* [What is needed]:
Copy each line of the data below exactly, leaving out pictures.

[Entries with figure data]
▬▬▬
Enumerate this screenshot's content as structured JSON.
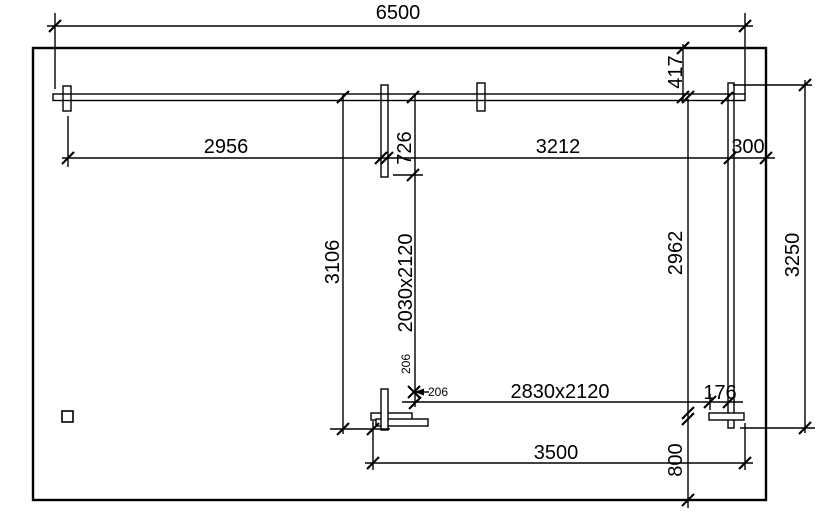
{
  "drawing": {
    "description": "dimensioned floor plan",
    "background_color": "#ffffff",
    "line_color": "#000000",
    "labels": {
      "overall_width": "6500",
      "front_span_left": "2956",
      "front_span_mid": "3212",
      "front_span_right": "300",
      "right_top_offset": "417",
      "mid_wall_offset": "726",
      "left_depth": "3106",
      "side_door_size": "2030x2120",
      "right_depth": "2962",
      "right_total_depth": "3250",
      "detail_offset_vertical": "206",
      "detail_offset_horizontal": "206",
      "rear_door_size": "2830x2120",
      "rear_gap": "176",
      "rear_span": "3500",
      "rear_right_offset": "800"
    }
  }
}
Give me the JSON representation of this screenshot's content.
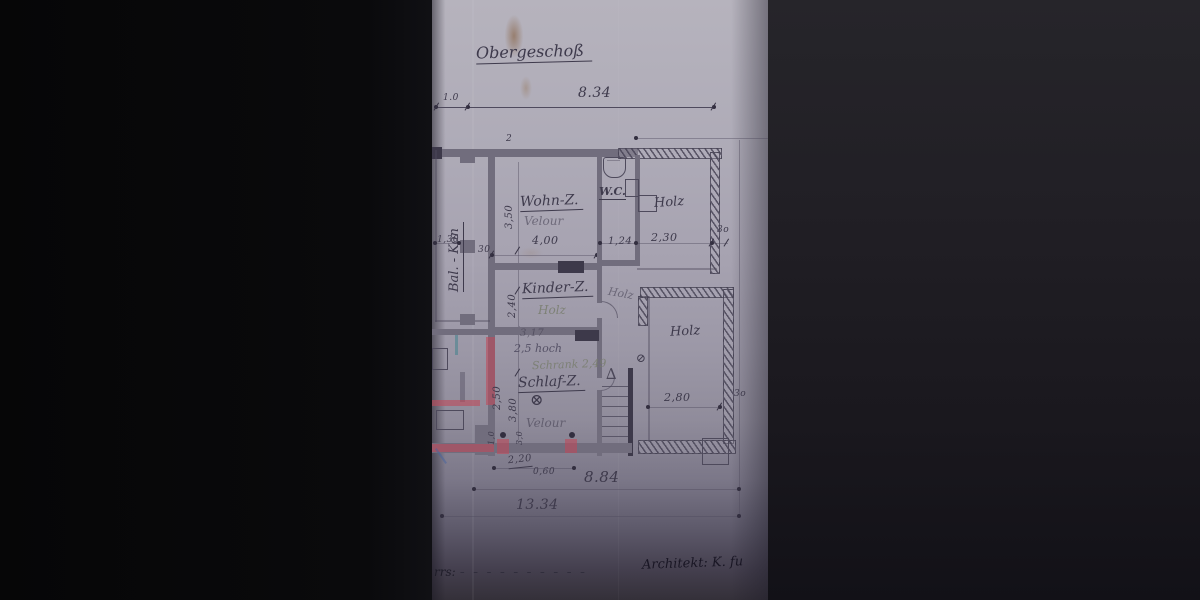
{
  "photo": {
    "title": "Obergeschoß",
    "note_top": "2",
    "icons": {
      "schlaf_mark": "⊗",
      "door_mark": "⊘",
      "stairs_arrow": "∆"
    },
    "rooms": {
      "balkon": {
        "label": "Bal. - Kon"
      },
      "wohn": {
        "label": "Wohn-Z.",
        "floor": "Velour"
      },
      "wc": {
        "label": "W.C."
      },
      "holz_top": {
        "label": "Holz"
      },
      "kinder": {
        "label": "Kinder-Z.",
        "floor": "Holz"
      },
      "flur": {
        "floor": "Holz"
      },
      "holz_right": {
        "label": "Holz"
      },
      "schlaf": {
        "label": "Schlaf-Z.",
        "floor": "Velour"
      }
    },
    "annotations": {
      "width_317": "3,17",
      "height_note": "2,5 hoch",
      "schrank_note": "Schrank 2,49"
    },
    "dims": {
      "top_left": "1.0",
      "top_span": "8.34",
      "bal_width": "1,30",
      "wall": "30",
      "wall_small": "3o",
      "wohn_width": "4,00",
      "wohn_depth": "3,50",
      "wc_width": "1,24",
      "holz_top_width": "2,30",
      "kinder_depth": "2,40",
      "schlaf_depth": "3,80",
      "schlaf_left": "2,50",
      "holz_right_width": "2,80",
      "window_width": "2,20",
      "window_alt": "0,60",
      "bottom_span": "8.84",
      "total_span": "13.34",
      "small_1": "1,0",
      "small_3": "3,0"
    },
    "footer": {
      "left": "rrs:",
      "dashes": "– – – – – – – – – –",
      "architect": "Architekt: K. fu"
    }
  }
}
▬▬▬
* [Written reply]:
Enumerate this screenshot's content as structured JSON.
{
  "drawing": {
    "description": "dimensioned floor plan",
    "background_color": "#ffffff",
    "line_color": "#000000",
    "labels": {
      "overall_width": "6500",
      "front_span_left": "2956",
      "front_span_mid": "3212",
      "front_span_right": "300",
      "right_top_offset": "417",
      "mid_wall_offset": "726",
      "left_depth": "3106",
      "side_door_size": "2030x2120",
      "right_depth": "2962",
      "right_total_depth": "3250",
      "detail_offset_vertical": "206",
      "detail_offset_horizontal": "206",
      "rear_door_size": "2830x2120",
      "rear_gap": "176",
      "rear_span": "3500",
      "rear_right_offset": "800"
    }
  }
}
Give me the JSON representation of this screenshot's content.
{
  "photo": {
    "title": "Obergeschoß",
    "note_top": "2",
    "icons": {
      "schlaf_mark": "⊗",
      "door_mark": "⊘",
      "stairs_arrow": "∆"
    },
    "rooms": {
      "balkon": {
        "label": "Bal. - Kon"
      },
      "wohn": {
        "label": "Wohn-Z.",
        "floor": "Velour"
      },
      "wc": {
        "label": "W.C."
      },
      "holz_top": {
        "label": "Holz"
      },
      "kinder": {
        "label": "Kinder-Z.",
        "floor": "Holz"
      },
      "flur": {
        "floor": "Holz"
      },
      "holz_right": {
        "label": "Holz"
      },
      "schlaf": {
        "label": "Schlaf-Z.",
        "floor": "Velour"
      }
    },
    "annotations": {
      "width_317": "3,17",
      "height_note": "2,5 hoch",
      "schrank_note": "Schrank 2,49"
    },
    "dims": {
      "top_left": "1.0",
      "top_span": "8.34",
      "bal_width": "1,30",
      "wall": "30",
      "wall_small": "3o",
      "wohn_width": "4,00",
      "wohn_depth": "3,50",
      "wc_width": "1,24",
      "holz_top_width": "2,30",
      "kinder_depth": "2,40",
      "schlaf_depth": "3,80",
      "schlaf_left": "2,50",
      "holz_right_width": "2,80",
      "window_width": "2,20",
      "window_alt": "0,60",
      "bottom_span": "8.84",
      "total_span": "13.34",
      "small_1": "1,0",
      "small_3": "3,0"
    },
    "footer": {
      "left": "rrs:",
      "dashes": "– – – – – – – – – –",
      "architect": "Architekt: K. fu"
    }
  }
}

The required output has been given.